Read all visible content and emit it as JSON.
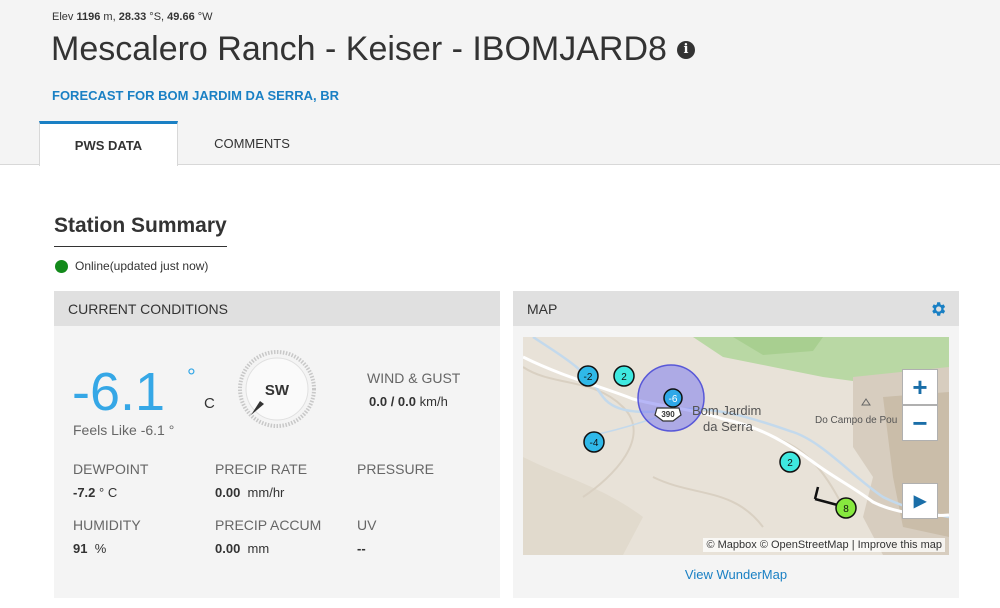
{
  "header": {
    "elev_label": "Elev",
    "elev_value": "1196",
    "elev_unit": "m,",
    "lat_value": "28.33",
    "lat_unit": "°S,",
    "lon_value": "49.66",
    "lon_unit": "°W",
    "title": "Mescalero Ranch - Keiser - IBOMJARD8",
    "info_icon": "i",
    "forecast_link": "FORECAST FOR BOM JARDIM DA SERRA, BR"
  },
  "tabs": [
    {
      "label": "PWS DATA",
      "active": true
    },
    {
      "label": "COMMENTS",
      "active": false
    }
  ],
  "summary": {
    "title": "Station Summary",
    "status": "Online(updated just now)",
    "status_color": "#138a1b"
  },
  "current": {
    "panel_title": "CURRENT CONDITIONS",
    "temp": "-6.1",
    "temp_deg": "°",
    "temp_unit": "C",
    "feels_like": "Feels Like -6.1 °",
    "wind_dir": "SW",
    "wind_label": "WIND & GUST",
    "wind_value": "0.0",
    "gust_value": "/ 0.0",
    "wind_unit": "km/h",
    "dewpoint_label": "DEWPOINT",
    "dewpoint_value": "-7.2",
    "dewpoint_unit": "° C",
    "precip_rate_label": "PRECIP RATE",
    "precip_rate_value": "0.00",
    "precip_rate_unit": "mm/hr",
    "pressure_label": "PRESSURE",
    "humidity_label": "HUMIDITY",
    "humidity_value": "91",
    "humidity_unit": "%",
    "precip_accum_label": "PRECIP ACCUM",
    "precip_accum_value": "0.00",
    "precip_accum_unit": "mm",
    "uv_label": "UV",
    "uv_value": "--",
    "accent_color": "#35a7e6"
  },
  "map": {
    "panel_title": "MAP",
    "town_label_1": "Bom Jardim",
    "town_label_2": "da Serra",
    "peak_label": "Do Campo de Pou",
    "road_label": "390",
    "markers": [
      "-2",
      "2",
      "-6",
      "-4",
      "2",
      "8"
    ],
    "zoom_in": "+",
    "zoom_out": "−",
    "play": "▶",
    "attribution": "© Mapbox © OpenStreetMap | Improve this map",
    "view_link": "View WunderMap"
  }
}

****************

◆ **What you will do**
Copy every line above word for word and exclude the pictures.

◆ **Exercise result**
Read all visible content and emit it as JSON.
{
  "header": {
    "elev_label": "Elev",
    "elev_value": "1196",
    "elev_unit": "m,",
    "lat_value": "28.33",
    "lat_unit": "°S,",
    "lon_value": "49.66",
    "lon_unit": "°W",
    "title": "Mescalero Ranch - Keiser - IBOMJARD8",
    "info_icon": "i",
    "forecast_link": "FORECAST FOR BOM JARDIM DA SERRA, BR"
  },
  "tabs": [
    {
      "label": "PWS DATA",
      "active": true
    },
    {
      "label": "COMMENTS",
      "active": false
    }
  ],
  "summary": {
    "title": "Station Summary",
    "status": "Online(updated just now)",
    "status_color": "#138a1b"
  },
  "current": {
    "panel_title": "CURRENT CONDITIONS",
    "temp": "-6.1",
    "temp_deg": "°",
    "temp_unit": "C",
    "feels_like": "Feels Like -6.1 °",
    "wind_dir": "SW",
    "wind_label": "WIND & GUST",
    "wind_value": "0.0",
    "gust_value": "/ 0.0",
    "wind_unit": "km/h",
    "dewpoint_label": "DEWPOINT",
    "dewpoint_value": "-7.2",
    "dewpoint_unit": "° C",
    "precip_rate_label": "PRECIP RATE",
    "precip_rate_value": "0.00",
    "precip_rate_unit": "mm/hr",
    "pressure_label": "PRESSURE",
    "humidity_label": "HUMIDITY",
    "humidity_value": "91",
    "humidity_unit": "%",
    "precip_accum_label": "PRECIP ACCUM",
    "precip_accum_value": "0.00",
    "precip_accum_unit": "mm",
    "uv_label": "UV",
    "uv_value": "--",
    "accent_color": "#35a7e6"
  },
  "map": {
    "panel_title": "MAP",
    "town_label_1": "Bom Jardim",
    "town_label_2": "da Serra",
    "peak_label": "Do Campo de Pou",
    "road_label": "390",
    "markers": [
      "-2",
      "2",
      "-6",
      "-4",
      "2",
      "8"
    ],
    "zoom_in": "+",
    "zoom_out": "−",
    "play": "▶",
    "attribution": "© Mapbox © OpenStreetMap | Improve this map",
    "view_link": "View WunderMap"
  }
}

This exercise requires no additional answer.